- **DIRECTIONS**
Without the pictures, give the entries below again exactly as written.

## START

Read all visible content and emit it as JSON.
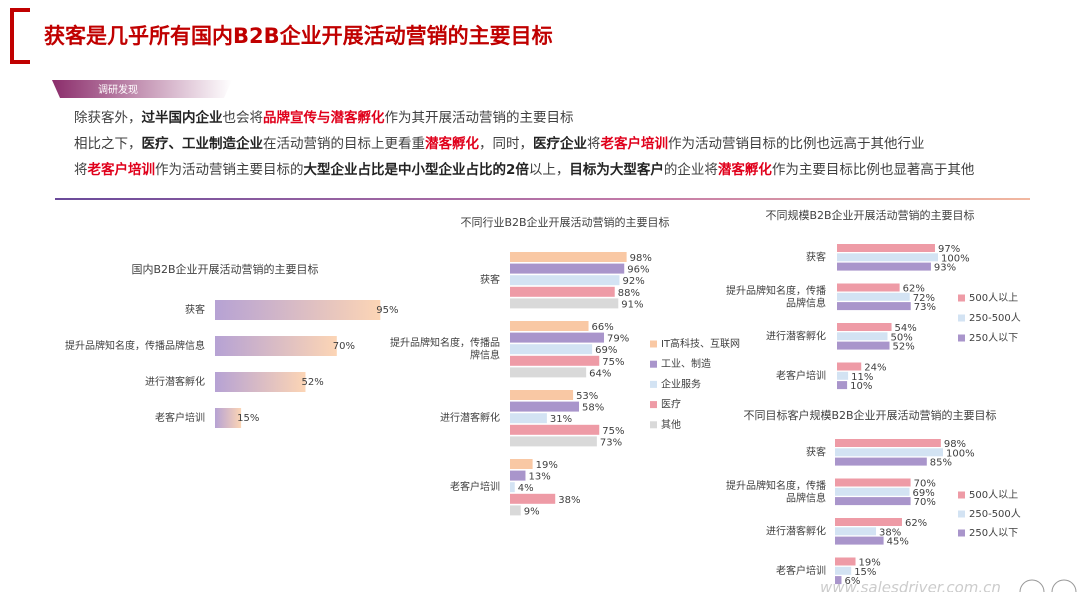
{
  "header": {
    "title": "获客是几乎所有国内B2B企业开展活动营销的主要目标",
    "tag": "调研发现"
  },
  "paragraphs": [
    [
      {
        "text": "除获客外，",
        "style": "normal"
      },
      {
        "text": "过半国内企业",
        "style": "bold"
      },
      {
        "text": "也会将",
        "style": "normal"
      },
      {
        "text": "品牌宣传与潜客孵化",
        "style": "red"
      },
      {
        "text": "作为其开展活动营销的主要目标",
        "style": "normal"
      }
    ],
    [
      {
        "text": "相比之下，",
        "style": "normal"
      },
      {
        "text": "医疗、工业制造企业",
        "style": "bold"
      },
      {
        "text": "在活动营销的目标上更看重",
        "style": "normal"
      },
      {
        "text": "潜客孵化",
        "style": "red"
      },
      {
        "text": "，同时，",
        "style": "normal"
      },
      {
        "text": "医疗企业",
        "style": "bold"
      },
      {
        "text": "将",
        "style": "normal"
      },
      {
        "text": "老客户培训",
        "style": "red"
      },
      {
        "text": "作为活动营销目标的比例也远高于其他行业",
        "style": "normal"
      }
    ],
    [
      {
        "text": "将",
        "style": "normal"
      },
      {
        "text": "老客户培训",
        "style": "red"
      },
      {
        "text": "作为活动营销主要目标的",
        "style": "normal"
      },
      {
        "text": "大型企业占比是中小型企业占比的2倍",
        "style": "bold"
      },
      {
        "text": "以上，",
        "style": "normal"
      },
      {
        "text": "目标为大型客户",
        "style": "bold"
      },
      {
        "text": "的企业将",
        "style": "normal"
      },
      {
        "text": "潜客孵化",
        "style": "red"
      },
      {
        "text": "作为主要目标比例也显著高于其他",
        "style": "normal"
      }
    ]
  ],
  "watermark": "www.salesdriver.com.cn",
  "chart_data": [
    {
      "type": "hbar",
      "title": "国内B2B企业开展活动营销的主要目标",
      "categories": [
        "获客",
        "提升品牌知名度，传播品牌信息",
        "进行潜客孵化",
        "老客户培训"
      ],
      "values": [
        95,
        70,
        52,
        15
      ],
      "value_labels": [
        "95%",
        "70%",
        "52%",
        "15%"
      ],
      "gradient": [
        "#b6a2d4",
        "#fcd5b5"
      ],
      "xlim": [
        0,
        100
      ]
    },
    {
      "type": "grouped-hbar",
      "title": "不同行业B2B企业开展活动营销的主要目标",
      "categories": [
        "获客",
        "提升品牌知名度，传播品牌信息",
        "进行潜客孵化",
        "老客户培训"
      ],
      "series": [
        {
          "name": "IT高科技、互联网",
          "color": "#f9c8a4",
          "values": [
            98,
            66,
            53,
            19
          ],
          "value_labels": [
            "98%",
            "66%",
            "53%",
            "19%"
          ]
        },
        {
          "name": "工业、制造",
          "color": "#a995cb",
          "values": [
            96,
            79,
            58,
            13
          ],
          "value_labels": [
            "96%",
            "79%",
            "58%",
            "13%"
          ]
        },
        {
          "name": "企业服务",
          "color": "#d3e3f3",
          "values": [
            92,
            69,
            31,
            4
          ],
          "value_labels": [
            "92%",
            "69%",
            "31%",
            "4%"
          ]
        },
        {
          "name": "医疗",
          "color": "#ee9ba6",
          "values": [
            88,
            75,
            75,
            38
          ],
          "value_labels": [
            "88%",
            "75%",
            "75%",
            "38%"
          ]
        },
        {
          "name": "其他",
          "color": "#d9d9d9",
          "values": [
            91,
            64,
            73,
            9
          ],
          "value_labels": [
            "91%",
            "64%",
            "73%",
            "9%"
          ]
        }
      ],
      "xlim": [
        0,
        100
      ],
      "legend": "right"
    },
    {
      "type": "grouped-hbar",
      "title": "不同规模B2B企业开展活动营销的主要目标",
      "categories": [
        "获客",
        "提升品牌知名度，传播品牌信息",
        "进行潜客孵化",
        "老客户培训"
      ],
      "series": [
        {
          "name": "500人以上",
          "color": "#ee9ba6",
          "values": [
            97,
            62,
            54,
            24
          ],
          "value_labels": [
            "97%",
            "62%",
            "54%",
            "24%"
          ]
        },
        {
          "name": "250-500人",
          "color": "#d3e3f3",
          "values": [
            100,
            72,
            50,
            11
          ],
          "value_labels": [
            "100%",
            "72%",
            "50%",
            "11%"
          ]
        },
        {
          "name": "250人以下",
          "color": "#a995cb",
          "values": [
            93,
            73,
            52,
            10
          ],
          "value_labels": [
            "93%",
            "73%",
            "52%",
            "10%"
          ]
        }
      ],
      "xlim": [
        0,
        100
      ],
      "legend": "right"
    },
    {
      "type": "grouped-hbar",
      "title": "不同目标客户规模B2B企业开展活动营销的主要目标",
      "categories": [
        "获客",
        "提升品牌知名度，传播品牌信息",
        "进行潜客孵化",
        "老客户培训"
      ],
      "series": [
        {
          "name": "500人以上",
          "color": "#ee9ba6",
          "values": [
            98,
            70,
            62,
            19
          ],
          "value_labels": [
            "98%",
            "70%",
            "62%",
            "19%"
          ]
        },
        {
          "name": "250-500人",
          "color": "#d3e3f3",
          "values": [
            100,
            69,
            38,
            15
          ],
          "value_labels": [
            "100%",
            "69%",
            "38%",
            "15%"
          ]
        },
        {
          "name": "250人以下",
          "color": "#a995cb",
          "values": [
            85,
            70,
            45,
            6
          ],
          "value_labels": [
            "85%",
            "70%",
            "45%",
            "6%"
          ]
        }
      ],
      "xlim": [
        0,
        100
      ],
      "legend": "right"
    }
  ]
}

## END

- **SOLUTION FOR THIS PROBLEM**
Read all visible content and emit it as JSON.
{
  "header": {
    "title": "获客是几乎所有国内B2B企业开展活动营销的主要目标",
    "tag": "调研发现"
  },
  "paragraphs": [
    [
      {
        "text": "除获客外，",
        "style": "normal"
      },
      {
        "text": "过半国内企业",
        "style": "bold"
      },
      {
        "text": "也会将",
        "style": "normal"
      },
      {
        "text": "品牌宣传与潜客孵化",
        "style": "red"
      },
      {
        "text": "作为其开展活动营销的主要目标",
        "style": "normal"
      }
    ],
    [
      {
        "text": "相比之下，",
        "style": "normal"
      },
      {
        "text": "医疗、工业制造企业",
        "style": "bold"
      },
      {
        "text": "在活动营销的目标上更看重",
        "style": "normal"
      },
      {
        "text": "潜客孵化",
        "style": "red"
      },
      {
        "text": "，同时，",
        "style": "normal"
      },
      {
        "text": "医疗企业",
        "style": "bold"
      },
      {
        "text": "将",
        "style": "normal"
      },
      {
        "text": "老客户培训",
        "style": "red"
      },
      {
        "text": "作为活动营销目标的比例也远高于其他行业",
        "style": "normal"
      }
    ],
    [
      {
        "text": "将",
        "style": "normal"
      },
      {
        "text": "老客户培训",
        "style": "red"
      },
      {
        "text": "作为活动营销主要目标的",
        "style": "normal"
      },
      {
        "text": "大型企业占比是中小型企业占比的2倍",
        "style": "bold"
      },
      {
        "text": "以上，",
        "style": "normal"
      },
      {
        "text": "目标为大型客户",
        "style": "bold"
      },
      {
        "text": "的企业将",
        "style": "normal"
      },
      {
        "text": "潜客孵化",
        "style": "red"
      },
      {
        "text": "作为主要目标比例也显著高于其他",
        "style": "normal"
      }
    ]
  ],
  "watermark": "www.salesdriver.com.cn",
  "chart_data": [
    {
      "type": "hbar",
      "title": "国内B2B企业开展活动营销的主要目标",
      "categories": [
        "获客",
        "提升品牌知名度，传播品牌信息",
        "进行潜客孵化",
        "老客户培训"
      ],
      "values": [
        95,
        70,
        52,
        15
      ],
      "value_labels": [
        "95%",
        "70%",
        "52%",
        "15%"
      ],
      "gradient": [
        "#b6a2d4",
        "#fcd5b5"
      ],
      "xlim": [
        0,
        100
      ]
    },
    {
      "type": "grouped-hbar",
      "title": "不同行业B2B企业开展活动营销的主要目标",
      "categories": [
        "获客",
        "提升品牌知名度，传播品牌信息",
        "进行潜客孵化",
        "老客户培训"
      ],
      "series": [
        {
          "name": "IT高科技、互联网",
          "color": "#f9c8a4",
          "values": [
            98,
            66,
            53,
            19
          ],
          "value_labels": [
            "98%",
            "66%",
            "53%",
            "19%"
          ]
        },
        {
          "name": "工业、制造",
          "color": "#a995cb",
          "values": [
            96,
            79,
            58,
            13
          ],
          "value_labels": [
            "96%",
            "79%",
            "58%",
            "13%"
          ]
        },
        {
          "name": "企业服务",
          "color": "#d3e3f3",
          "values": [
            92,
            69,
            31,
            4
          ],
          "value_labels": [
            "92%",
            "69%",
            "31%",
            "4%"
          ]
        },
        {
          "name": "医疗",
          "color": "#ee9ba6",
          "values": [
            88,
            75,
            75,
            38
          ],
          "value_labels": [
            "88%",
            "75%",
            "75%",
            "38%"
          ]
        },
        {
          "name": "其他",
          "color": "#d9d9d9",
          "values": [
            91,
            64,
            73,
            9
          ],
          "value_labels": [
            "91%",
            "64%",
            "73%",
            "9%"
          ]
        }
      ],
      "xlim": [
        0,
        100
      ],
      "legend": "right"
    },
    {
      "type": "grouped-hbar",
      "title": "不同规模B2B企业开展活动营销的主要目标",
      "categories": [
        "获客",
        "提升品牌知名度，传播品牌信息",
        "进行潜客孵化",
        "老客户培训"
      ],
      "series": [
        {
          "name": "500人以上",
          "color": "#ee9ba6",
          "values": [
            97,
            62,
            54,
            24
          ],
          "value_labels": [
            "97%",
            "62%",
            "54%",
            "24%"
          ]
        },
        {
          "name": "250-500人",
          "color": "#d3e3f3",
          "values": [
            100,
            72,
            50,
            11
          ],
          "value_labels": [
            "100%",
            "72%",
            "50%",
            "11%"
          ]
        },
        {
          "name": "250人以下",
          "color": "#a995cb",
          "values": [
            93,
            73,
            52,
            10
          ],
          "value_labels": [
            "93%",
            "73%",
            "52%",
            "10%"
          ]
        }
      ],
      "xlim": [
        0,
        100
      ],
      "legend": "right"
    },
    {
      "type": "grouped-hbar",
      "title": "不同目标客户规模B2B企业开展活动营销的主要目标",
      "categories": [
        "获客",
        "提升品牌知名度，传播品牌信息",
        "进行潜客孵化",
        "老客户培训"
      ],
      "series": [
        {
          "name": "500人以上",
          "color": "#ee9ba6",
          "values": [
            98,
            70,
            62,
            19
          ],
          "value_labels": [
            "98%",
            "70%",
            "62%",
            "19%"
          ]
        },
        {
          "name": "250-500人",
          "color": "#d3e3f3",
          "values": [
            100,
            69,
            38,
            15
          ],
          "value_labels": [
            "100%",
            "69%",
            "38%",
            "15%"
          ]
        },
        {
          "name": "250人以下",
          "color": "#a995cb",
          "values": [
            85,
            70,
            45,
            6
          ],
          "value_labels": [
            "85%",
            "70%",
            "45%",
            "6%"
          ]
        }
      ],
      "xlim": [
        0,
        100
      ],
      "legend": "right"
    }
  ]
}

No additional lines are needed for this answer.